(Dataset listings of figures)
• • • • •

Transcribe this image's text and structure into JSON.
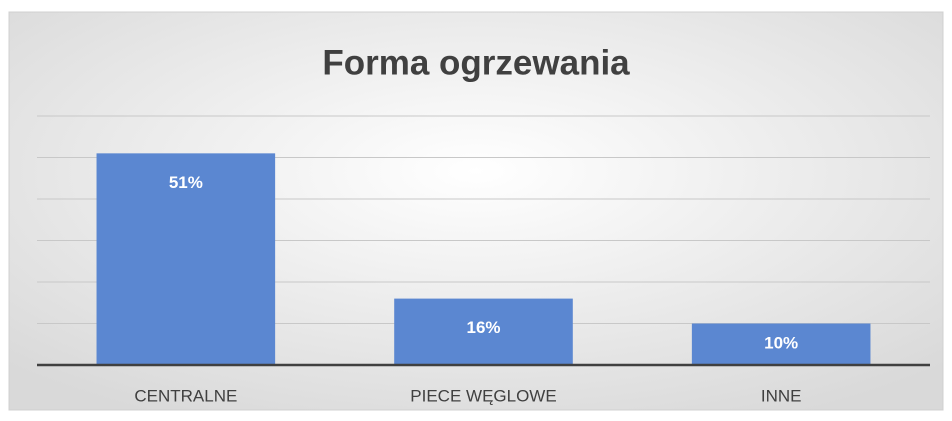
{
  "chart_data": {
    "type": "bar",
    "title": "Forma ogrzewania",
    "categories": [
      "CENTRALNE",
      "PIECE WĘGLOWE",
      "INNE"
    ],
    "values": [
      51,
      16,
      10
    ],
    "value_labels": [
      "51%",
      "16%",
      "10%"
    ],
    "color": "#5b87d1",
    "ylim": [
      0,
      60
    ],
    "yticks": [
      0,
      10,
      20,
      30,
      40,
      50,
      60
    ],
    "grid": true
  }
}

• • • • •

◆ Given problem:
Would you mind returning each entry above word for word, skipping the images?

◆ Exercise answer:
Transcribe this image's text and structure into JSON.
{
  "chart_data": {
    "type": "bar",
    "title": "Forma ogrzewania",
    "categories": [
      "CENTRALNE",
      "PIECE WĘGLOWE",
      "INNE"
    ],
    "values": [
      51,
      16,
      10
    ],
    "value_labels": [
      "51%",
      "16%",
      "10%"
    ],
    "color": "#5b87d1",
    "ylim": [
      0,
      60
    ],
    "yticks": [
      0,
      10,
      20,
      30,
      40,
      50,
      60
    ],
    "grid": true
  }
}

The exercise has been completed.